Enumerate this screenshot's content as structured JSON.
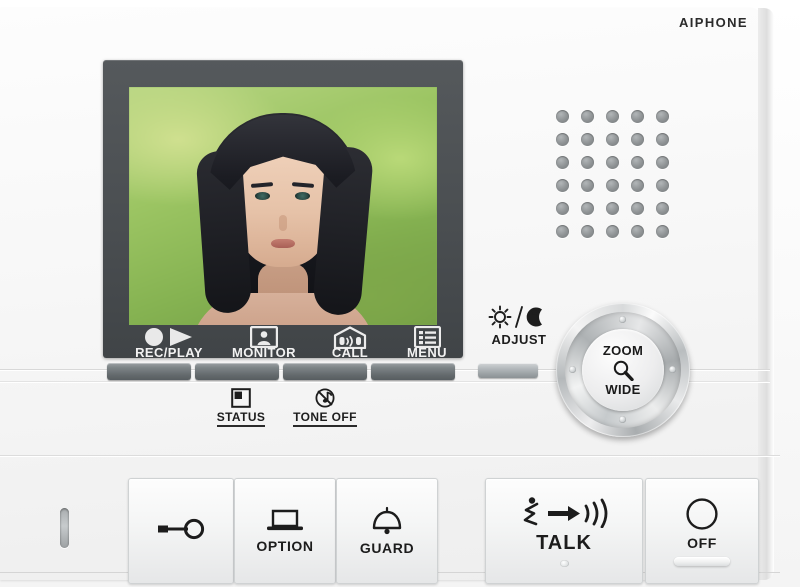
{
  "device": {
    "brand": "AIPHONE",
    "type": "video-intercom-master-station",
    "accent_dark": "#4a4e51",
    "body_color": "#f7f7f7",
    "label_color": "#1d1d1d"
  },
  "screen": {
    "name": "lcd-display",
    "content_description": "live video feed of a woman with long dark hair outdoors against blurred green foliage"
  },
  "bezel_buttons": [
    {
      "label": "REC/PLAY",
      "icon": "record-play-icon"
    },
    {
      "label": "MONITOR",
      "icon": "monitor-icon"
    },
    {
      "label": "CALL",
      "icon": "call-icon"
    },
    {
      "label": "MENU",
      "icon": "menu-list-icon"
    }
  ],
  "adjust": {
    "label": "ADJUST",
    "icon": "sun-moon-icon",
    "key_name": "adjust-key"
  },
  "dial": {
    "top_label": "ZOOM",
    "bottom_label": "WIDE",
    "icon": "magnifier-icon",
    "screw_count": 4
  },
  "indicators": [
    {
      "label": "STATUS",
      "icon": "status-square-icon"
    },
    {
      "label": "TONE OFF",
      "icon": "tone-off-icon"
    }
  ],
  "speaker": {
    "name": "speaker-grille",
    "columns": 5,
    "rows": 6
  },
  "microphone": {
    "name": "microphone-slot"
  },
  "bottom_buttons": [
    {
      "label": "",
      "icon": "door-release-key-icon",
      "name": "door-release-button"
    },
    {
      "label": "OPTION",
      "icon": "option-device-icon",
      "name": "option-button"
    },
    {
      "label": "GUARD",
      "icon": "guard-bell-icon",
      "name": "guard-button"
    },
    {
      "label": "TALK",
      "icon": "talk-speak-icon",
      "name": "talk-button"
    },
    {
      "label": "OFF",
      "icon": "off-circle-icon",
      "name": "off-button"
    }
  ]
}
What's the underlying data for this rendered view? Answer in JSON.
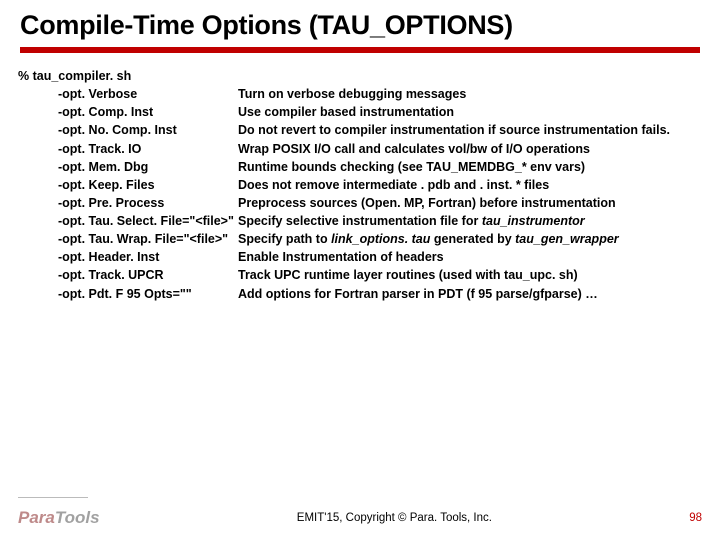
{
  "title": "Compile-Time Options (TAU_OPTIONS)",
  "cmd": "% tau_compiler. sh",
  "options": [
    {
      "flag": "-opt. Verbose",
      "desc": "Turn on verbose debugging messages"
    },
    {
      "flag": "-opt. Comp. Inst",
      "desc": "Use compiler based instrumentation"
    },
    {
      "flag": "-opt. No. Comp. Inst",
      "desc": "Do not revert to compiler instrumentation if source instrumentation fails."
    },
    {
      "flag": "-opt. Track. IO",
      "desc": "Wrap POSIX I/O call and calculates vol/bw of I/O operations"
    },
    {
      "flag": "-opt. Mem. Dbg",
      "desc": "Runtime bounds checking (see TAU_MEMDBG_* env vars)"
    },
    {
      "flag": "-opt. Keep. Files",
      "desc": "Does not remove intermediate . pdb and . inst. * files"
    },
    {
      "flag": "-opt. Pre. Process",
      "desc": "Preprocess sources (Open. MP, Fortran) before instrumentation"
    },
    {
      "flag": "-opt. Tau. Select. File=\"<file>\"",
      "desc_pre": "Specify selective instrumentation file for ",
      "desc_it": "tau_instrumentor"
    },
    {
      "flag": "-opt. Tau. Wrap. File=\"<file>\"",
      "desc_pre": "Specify path to ",
      "desc_it": "link_options. tau",
      "desc_post": " generated by ",
      "desc_it2": "tau_gen_wrapper"
    },
    {
      "flag": "-opt. Header. Inst",
      "desc": "Enable Instrumentation of headers"
    },
    {
      "flag": "-opt. Track. UPCR",
      "desc": "Track UPC runtime layer routines (used with tau_upc. sh)"
    },
    {
      "flag": "-opt. Pdt. F 95 Opts=\"\"",
      "desc": "Add options for Fortran parser in PDT (f 95 parse/gfparse) …"
    }
  ],
  "logo": {
    "para": "Para",
    "tools": "Tools"
  },
  "copyright": "EMIT'15, Copyright © Para. Tools, Inc.",
  "pagenum": "98"
}
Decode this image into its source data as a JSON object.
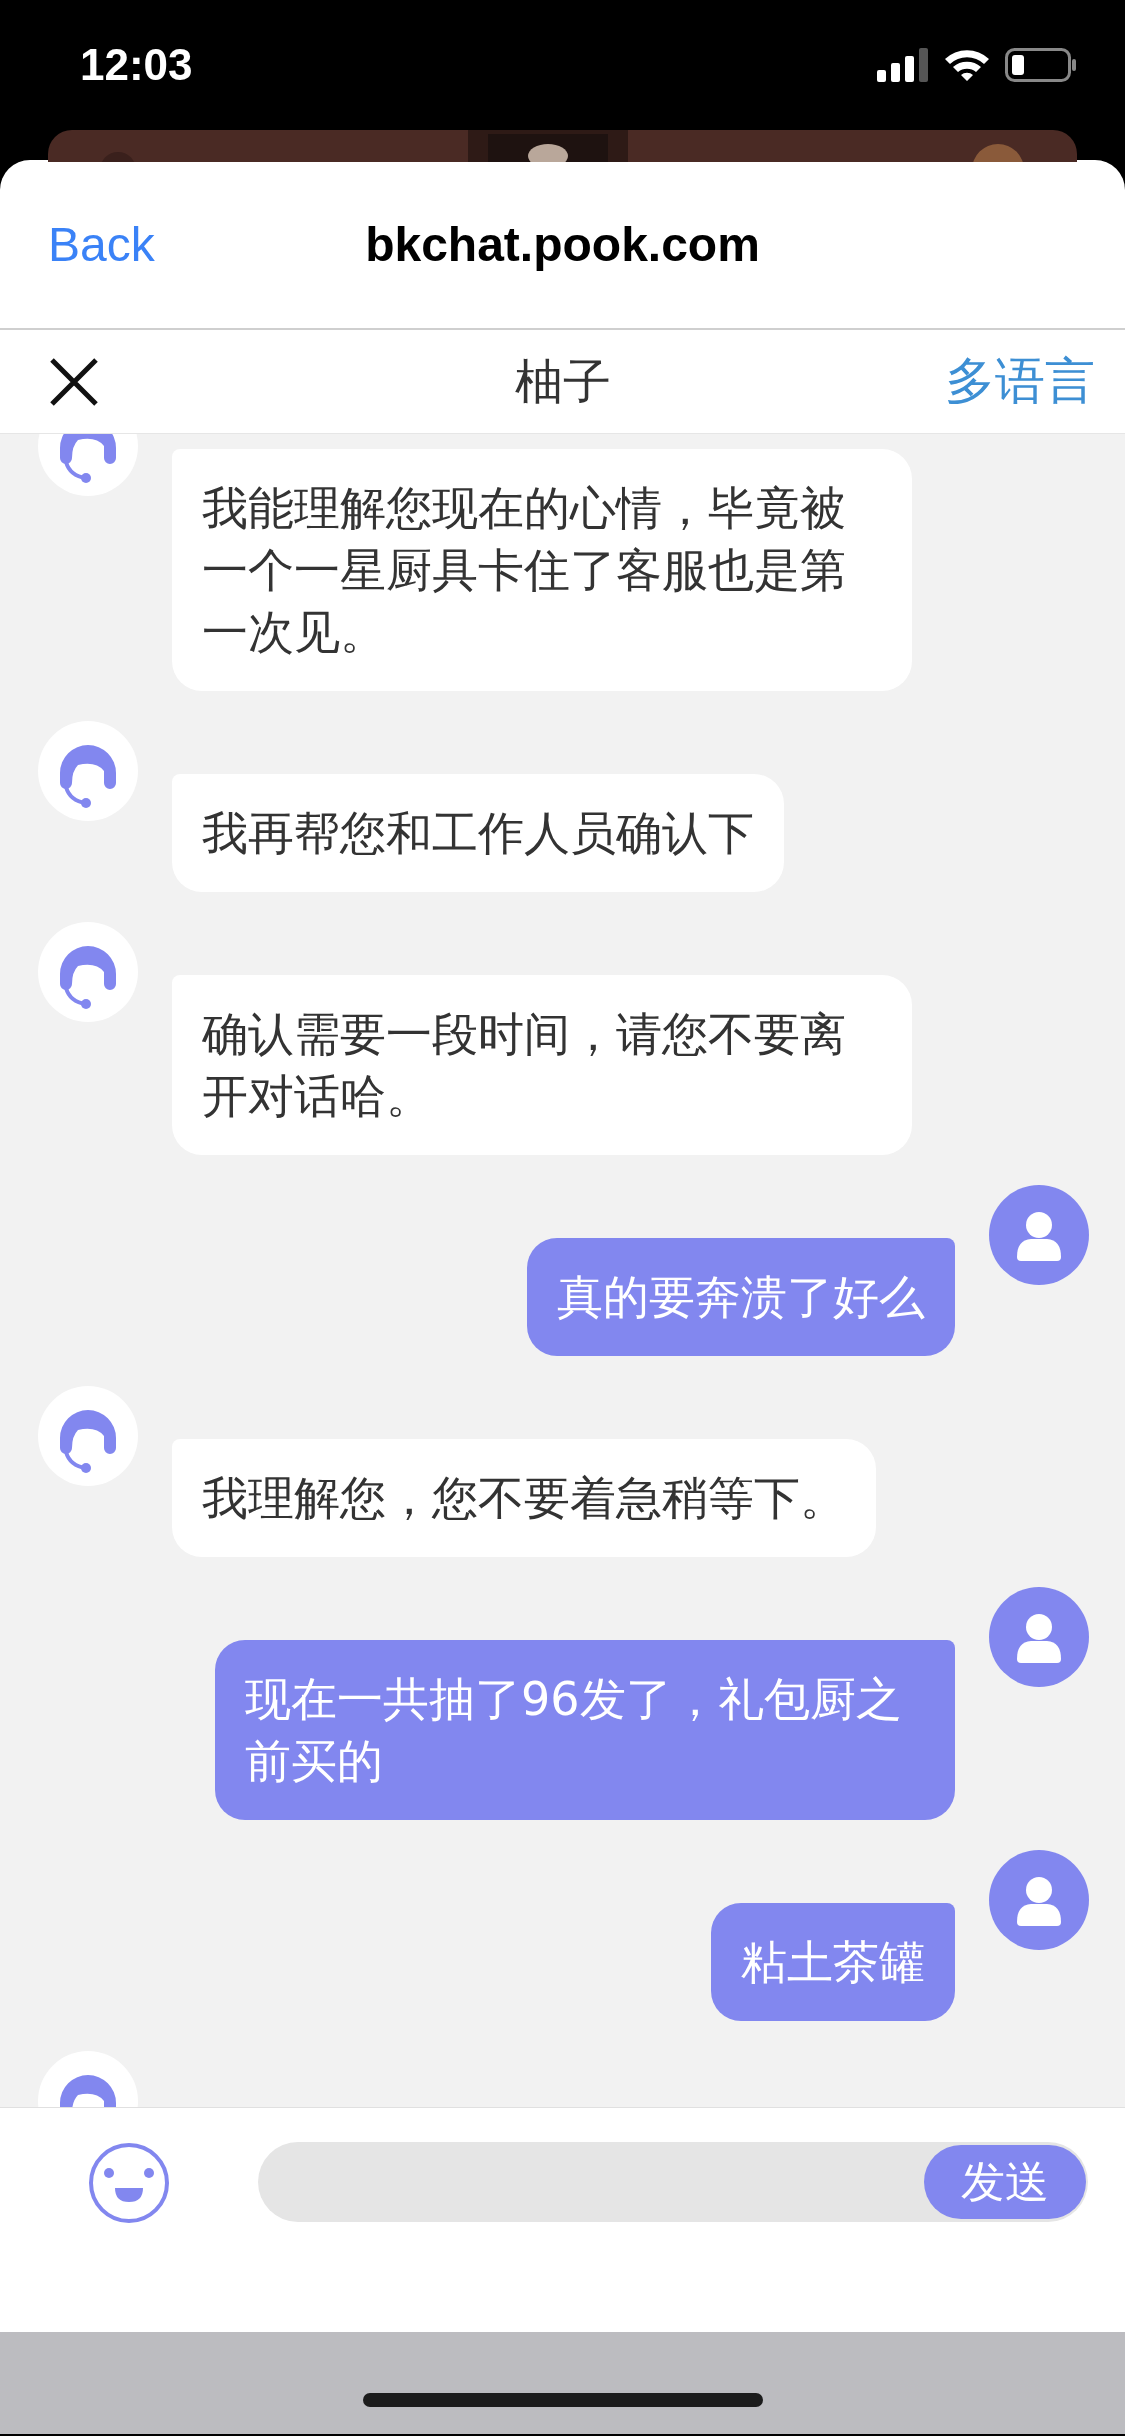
{
  "status_bar": {
    "time": "12:03"
  },
  "browser_bar": {
    "back": "Back",
    "title": "bkchat.pook.com"
  },
  "chat_header": {
    "title": "柚子",
    "language_link": "多语言"
  },
  "messages": [
    {
      "kind": "agent",
      "text": "我能理解您现在的心情，毕竟被一个一星厨具卡住了客服也是第一次见。"
    },
    {
      "kind": "agent",
      "text": "我再帮您和工作人员确认下"
    },
    {
      "kind": "agent",
      "text": "确认需要一段时间，请您不要离开对话哈。"
    },
    {
      "kind": "user",
      "text": "真的要奔溃了好么"
    },
    {
      "kind": "agent",
      "text": "我理解您，您不要着急稍等下。"
    },
    {
      "kind": "user",
      "text": "现在一共抽了96发了，礼包厨之前买的"
    },
    {
      "kind": "user",
      "text": "粘土茶罐"
    }
  ],
  "composer": {
    "send_button": "发送"
  }
}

SET PROBLEM:
Copy the data character for character, but drop all pictures from the copy.

THE COMPLETED TASK:
Enumerate this screenshot's content as structured JSON.
{
  "device": {
    "brand": "AIPHONE",
    "type": "video-intercom-master-station",
    "accent_dark": "#4a4e51",
    "body_color": "#f7f7f7",
    "label_color": "#1d1d1d"
  },
  "screen": {
    "name": "lcd-display",
    "content_description": "live video feed of a woman with long dark hair outdoors against blurred green foliage"
  },
  "bezel_buttons": [
    {
      "label": "REC/PLAY",
      "icon": "record-play-icon"
    },
    {
      "label": "MONITOR",
      "icon": "monitor-icon"
    },
    {
      "label": "CALL",
      "icon": "call-icon"
    },
    {
      "label": "MENU",
      "icon": "menu-list-icon"
    }
  ],
  "adjust": {
    "label": "ADJUST",
    "icon": "sun-moon-icon",
    "key_name": "adjust-key"
  },
  "dial": {
    "top_label": "ZOOM",
    "bottom_label": "WIDE",
    "icon": "magnifier-icon",
    "screw_count": 4
  },
  "indicators": [
    {
      "label": "STATUS",
      "icon": "status-square-icon"
    },
    {
      "label": "TONE OFF",
      "icon": "tone-off-icon"
    }
  ],
  "speaker": {
    "name": "speaker-grille",
    "columns": 5,
    "rows": 6
  },
  "microphone": {
    "name": "microphone-slot"
  },
  "bottom_buttons": [
    {
      "label": "",
      "icon": "door-release-key-icon",
      "name": "door-release-button"
    },
    {
      "label": "OPTION",
      "icon": "option-device-icon",
      "name": "option-button"
    },
    {
      "label": "GUARD",
      "icon": "guard-bell-icon",
      "name": "guard-button"
    },
    {
      "label": "TALK",
      "icon": "talk-speak-icon",
      "name": "talk-button"
    },
    {
      "label": "OFF",
      "icon": "off-circle-icon",
      "name": "off-button"
    }
  ]
}
What's the underlying data for this rendered view? Answer in JSON.
{
  "title": "Compile-Time Options (TAU_OPTIONS)",
  "cmd": "% tau_compiler. sh",
  "options": [
    {
      "flag": "-opt. Verbose",
      "desc": "Turn on verbose debugging messages"
    },
    {
      "flag": "-opt. Comp. Inst",
      "desc": "Use compiler based instrumentation"
    },
    {
      "flag": "-opt. No. Comp. Inst",
      "desc": "Do not revert to compiler instrumentation if source instrumentation fails."
    },
    {
      "flag": "-opt. Track. IO",
      "desc": "Wrap POSIX I/O call and calculates vol/bw of I/O operations"
    },
    {
      "flag": "-opt. Mem. Dbg",
      "desc": "Runtime bounds checking (see TAU_MEMDBG_* env vars)"
    },
    {
      "flag": "-opt. Keep. Files",
      "desc": "Does not remove intermediate . pdb and . inst. * files"
    },
    {
      "flag": "-opt. Pre. Process",
      "desc": "Preprocess sources (Open. MP, Fortran) before instrumentation"
    },
    {
      "flag": "-opt. Tau. Select. File=\"<file>\"",
      "desc_pre": "Specify selective instrumentation file for ",
      "desc_it": "tau_instrumentor"
    },
    {
      "flag": "-opt. Tau. Wrap. File=\"<file>\"",
      "desc_pre": "Specify path to ",
      "desc_it": "link_options. tau",
      "desc_post": " generated by ",
      "desc_it2": "tau_gen_wrapper"
    },
    {
      "flag": "-opt. Header. Inst",
      "desc": "Enable Instrumentation of headers"
    },
    {
      "flag": "-opt. Track. UPCR",
      "desc": "Track UPC runtime layer routines (used with tau_upc. sh)"
    },
    {
      "flag": "-opt. Pdt. F 95 Opts=\"\"",
      "desc": "Add options for Fortran parser in PDT (f 95 parse/gfparse) …"
    }
  ],
  "logo": {
    "para": "Para",
    "tools": "Tools"
  },
  "copyright": "EMIT'15, Copyright © Para. Tools, Inc.",
  "pagenum": "98"
}
Decode this image into its source data as a JSON object.
{
  "status_bar": {
    "time": "12:03"
  },
  "browser_bar": {
    "back": "Back",
    "title": "bkchat.pook.com"
  },
  "chat_header": {
    "title": "柚子",
    "language_link": "多语言"
  },
  "messages": [
    {
      "kind": "agent",
      "text": "我能理解您现在的心情，毕竟被一个一星厨具卡住了客服也是第一次见。"
    },
    {
      "kind": "agent",
      "text": "我再帮您和工作人员确认下"
    },
    {
      "kind": "agent",
      "text": "确认需要一段时间，请您不要离开对话哈。"
    },
    {
      "kind": "user",
      "text": "真的要奔溃了好么"
    },
    {
      "kind": "agent",
      "text": "我理解您，您不要着急稍等下。"
    },
    {
      "kind": "user",
      "text": "现在一共抽了96发了，礼包厨之前买的"
    },
    {
      "kind": "user",
      "text": "粘土茶罐"
    }
  ],
  "composer": {
    "send_button": "发送"
  }
}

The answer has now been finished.